» **PROBLEM DETAILS**
Quote all lines below exactly. Images stay out.

(Data entries)
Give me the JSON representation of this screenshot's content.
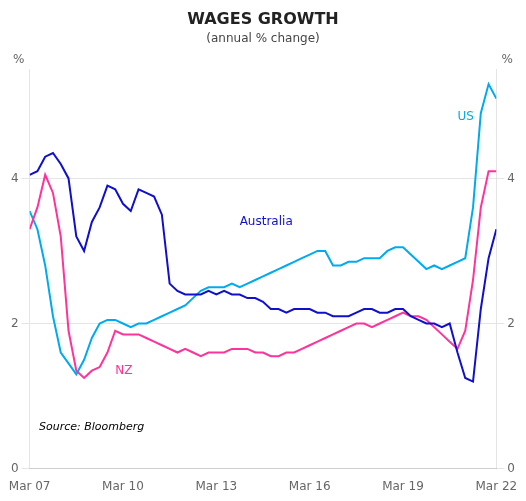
{
  "chart_data": {
    "type": "line",
    "title": "WAGES GROWTH",
    "subtitle": "(annual % change)",
    "source": "Source: Bloomberg",
    "ylabel": "%",
    "y2label": "%",
    "grid": true,
    "x": [
      0,
      0.5,
      1,
      1.5,
      2,
      2.5,
      3,
      3.5,
      4,
      4.5,
      5,
      5.5,
      6,
      6.5,
      7,
      7.5,
      8,
      8.5,
      9,
      9.5,
      10,
      10.5,
      11,
      11.5,
      12,
      12.5,
      13,
      13.5,
      14,
      14.5,
      15,
      15.5,
      16,
      16.5,
      17,
      17.5,
      18,
      18.5,
      19,
      19.5,
      20,
      20.5,
      21,
      21.5,
      22,
      22.5,
      23,
      23.5,
      24,
      24.5,
      25,
      25.5,
      26,
      26.5,
      27,
      27.5,
      28,
      28.5,
      29,
      29.5,
      30
    ],
    "xlim": [
      0,
      30
    ],
    "xticks": [
      {
        "value": 0,
        "label": "Mar 07"
      },
      {
        "value": 6,
        "label": "Mar 10"
      },
      {
        "value": 12,
        "label": "Mar 13"
      },
      {
        "value": 18,
        "label": "Mar 16"
      },
      {
        "value": 24,
        "label": "Mar 19"
      },
      {
        "value": 30,
        "label": "Mar 22"
      }
    ],
    "ylim": [
      0,
      5.5
    ],
    "yticks": [
      0,
      2,
      4
    ],
    "y2lim": [
      0,
      5.5
    ],
    "y2ticks": [
      0,
      2,
      4
    ],
    "series": [
      {
        "name": "Australia",
        "color": "#1010CC",
        "values": [
          4.05,
          4.1,
          4.3,
          4.35,
          4.2,
          4.0,
          3.2,
          3.0,
          3.4,
          3.6,
          3.9,
          3.85,
          3.65,
          3.55,
          3.85,
          3.8,
          3.75,
          3.5,
          2.55,
          2.45,
          2.4,
          2.4,
          2.4,
          2.45,
          2.4,
          2.45,
          2.4,
          2.4,
          2.35,
          2.35,
          2.3,
          2.2,
          2.2,
          2.15,
          2.2,
          2.2,
          2.2,
          2.15,
          2.15,
          2.1,
          2.1,
          2.1,
          2.15,
          2.2,
          2.2,
          2.15,
          2.15,
          2.2,
          2.2,
          2.1,
          2.05,
          2.0,
          2.0,
          1.95,
          2.0,
          1.6,
          1.25,
          1.2,
          2.2,
          2.9,
          3.3
        ]
      },
      {
        "name": "NZ",
        "color": "#FF3399",
        "values": [
          3.3,
          3.6,
          4.05,
          3.8,
          3.2,
          1.9,
          1.35,
          1.25,
          1.35,
          1.4,
          1.6,
          1.9,
          1.85,
          1.85,
          1.85,
          1.8,
          1.75,
          1.7,
          1.65,
          1.6,
          1.65,
          1.6,
          1.55,
          1.6,
          1.6,
          1.6,
          1.65,
          1.65,
          1.65,
          1.6,
          1.6,
          1.55,
          1.55,
          1.6,
          1.6,
          1.65,
          1.7,
          1.75,
          1.8,
          1.85,
          1.9,
          1.95,
          2.0,
          2.0,
          1.95,
          2.0,
          2.05,
          2.1,
          2.15,
          2.1,
          2.1,
          2.05,
          1.95,
          1.85,
          1.75,
          1.65,
          1.9,
          2.6,
          3.6,
          4.1,
          4.1
        ]
      },
      {
        "name": "US",
        "color": "#00AAEE",
        "values": [
          3.55,
          3.3,
          2.8,
          2.1,
          1.6,
          1.45,
          1.3,
          1.5,
          1.8,
          2.0,
          2.05,
          2.05,
          2.0,
          1.95,
          2.0,
          2.0,
          2.05,
          2.1,
          2.15,
          2.2,
          2.25,
          2.35,
          2.45,
          2.5,
          2.5,
          2.5,
          2.55,
          2.5,
          2.55,
          2.6,
          2.65,
          2.7,
          2.75,
          2.8,
          2.85,
          2.9,
          2.95,
          3.0,
          3.0,
          2.8,
          2.8,
          2.85,
          2.85,
          2.9,
          2.9,
          2.9,
          3.0,
          3.05,
          3.05,
          2.95,
          2.85,
          2.75,
          2.8,
          2.75,
          2.8,
          2.85,
          2.9,
          3.6,
          4.9,
          5.3,
          5.1
        ]
      }
    ],
    "annotations": [
      {
        "x": 13.5,
        "y": 3.4,
        "text": "Australia",
        "color": "#1010CC"
      },
      {
        "x": 5.5,
        "y": 1.35,
        "text": "NZ",
        "color": "#FF3399"
      },
      {
        "x": 27.5,
        "y": 4.85,
        "text": "US",
        "color": "#00AAEE"
      }
    ]
  }
}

» **TASK RESULT**
Give me the JSON representation of this screenshot's content.
{
  "chart_data": {
    "type": "line",
    "title": "WAGES GROWTH",
    "subtitle": "(annual % change)",
    "source": "Source: Bloomberg",
    "ylabel": "%",
    "y2label": "%",
    "grid": true,
    "x": [
      0,
      0.5,
      1,
      1.5,
      2,
      2.5,
      3,
      3.5,
      4,
      4.5,
      5,
      5.5,
      6,
      6.5,
      7,
      7.5,
      8,
      8.5,
      9,
      9.5,
      10,
      10.5,
      11,
      11.5,
      12,
      12.5,
      13,
      13.5,
      14,
      14.5,
      15,
      15.5,
      16,
      16.5,
      17,
      17.5,
      18,
      18.5,
      19,
      19.5,
      20,
      20.5,
      21,
      21.5,
      22,
      22.5,
      23,
      23.5,
      24,
      24.5,
      25,
      25.5,
      26,
      26.5,
      27,
      27.5,
      28,
      28.5,
      29,
      29.5,
      30
    ],
    "xlim": [
      0,
      30
    ],
    "xticks": [
      {
        "value": 0,
        "label": "Mar 07"
      },
      {
        "value": 6,
        "label": "Mar 10"
      },
      {
        "value": 12,
        "label": "Mar 13"
      },
      {
        "value": 18,
        "label": "Mar 16"
      },
      {
        "value": 24,
        "label": "Mar 19"
      },
      {
        "value": 30,
        "label": "Mar 22"
      }
    ],
    "ylim": [
      0,
      5.5
    ],
    "yticks": [
      0,
      2,
      4
    ],
    "y2lim": [
      0,
      5.5
    ],
    "y2ticks": [
      0,
      2,
      4
    ],
    "series": [
      {
        "name": "Australia",
        "color": "#1010CC",
        "values": [
          4.05,
          4.1,
          4.3,
          4.35,
          4.2,
          4.0,
          3.2,
          3.0,
          3.4,
          3.6,
          3.9,
          3.85,
          3.65,
          3.55,
          3.85,
          3.8,
          3.75,
          3.5,
          2.55,
          2.45,
          2.4,
          2.4,
          2.4,
          2.45,
          2.4,
          2.45,
          2.4,
          2.4,
          2.35,
          2.35,
          2.3,
          2.2,
          2.2,
          2.15,
          2.2,
          2.2,
          2.2,
          2.15,
          2.15,
          2.1,
          2.1,
          2.1,
          2.15,
          2.2,
          2.2,
          2.15,
          2.15,
          2.2,
          2.2,
          2.1,
          2.05,
          2.0,
          2.0,
          1.95,
          2.0,
          1.6,
          1.25,
          1.2,
          2.2,
          2.9,
          3.3
        ]
      },
      {
        "name": "NZ",
        "color": "#FF3399",
        "values": [
          3.3,
          3.6,
          4.05,
          3.8,
          3.2,
          1.9,
          1.35,
          1.25,
          1.35,
          1.4,
          1.6,
          1.9,
          1.85,
          1.85,
          1.85,
          1.8,
          1.75,
          1.7,
          1.65,
          1.6,
          1.65,
          1.6,
          1.55,
          1.6,
          1.6,
          1.6,
          1.65,
          1.65,
          1.65,
          1.6,
          1.6,
          1.55,
          1.55,
          1.6,
          1.6,
          1.65,
          1.7,
          1.75,
          1.8,
          1.85,
          1.9,
          1.95,
          2.0,
          2.0,
          1.95,
          2.0,
          2.05,
          2.1,
          2.15,
          2.1,
          2.1,
          2.05,
          1.95,
          1.85,
          1.75,
          1.65,
          1.9,
          2.6,
          3.6,
          4.1,
          4.1
        ]
      },
      {
        "name": "US",
        "color": "#00AAEE",
        "values": [
          3.55,
          3.3,
          2.8,
          2.1,
          1.6,
          1.45,
          1.3,
          1.5,
          1.8,
          2.0,
          2.05,
          2.05,
          2.0,
          1.95,
          2.0,
          2.0,
          2.05,
          2.1,
          2.15,
          2.2,
          2.25,
          2.35,
          2.45,
          2.5,
          2.5,
          2.5,
          2.55,
          2.5,
          2.55,
          2.6,
          2.65,
          2.7,
          2.75,
          2.8,
          2.85,
          2.9,
          2.95,
          3.0,
          3.0,
          2.8,
          2.8,
          2.85,
          2.85,
          2.9,
          2.9,
          2.9,
          3.0,
          3.05,
          3.05,
          2.95,
          2.85,
          2.75,
          2.8,
          2.75,
          2.8,
          2.85,
          2.9,
          3.6,
          4.9,
          5.3,
          5.1
        ]
      }
    ],
    "annotations": [
      {
        "x": 13.5,
        "y": 3.4,
        "text": "Australia",
        "color": "#1010CC"
      },
      {
        "x": 5.5,
        "y": 1.35,
        "text": "NZ",
        "color": "#FF3399"
      },
      {
        "x": 27.5,
        "y": 4.85,
        "text": "US",
        "color": "#00AAEE"
      }
    ]
  }
}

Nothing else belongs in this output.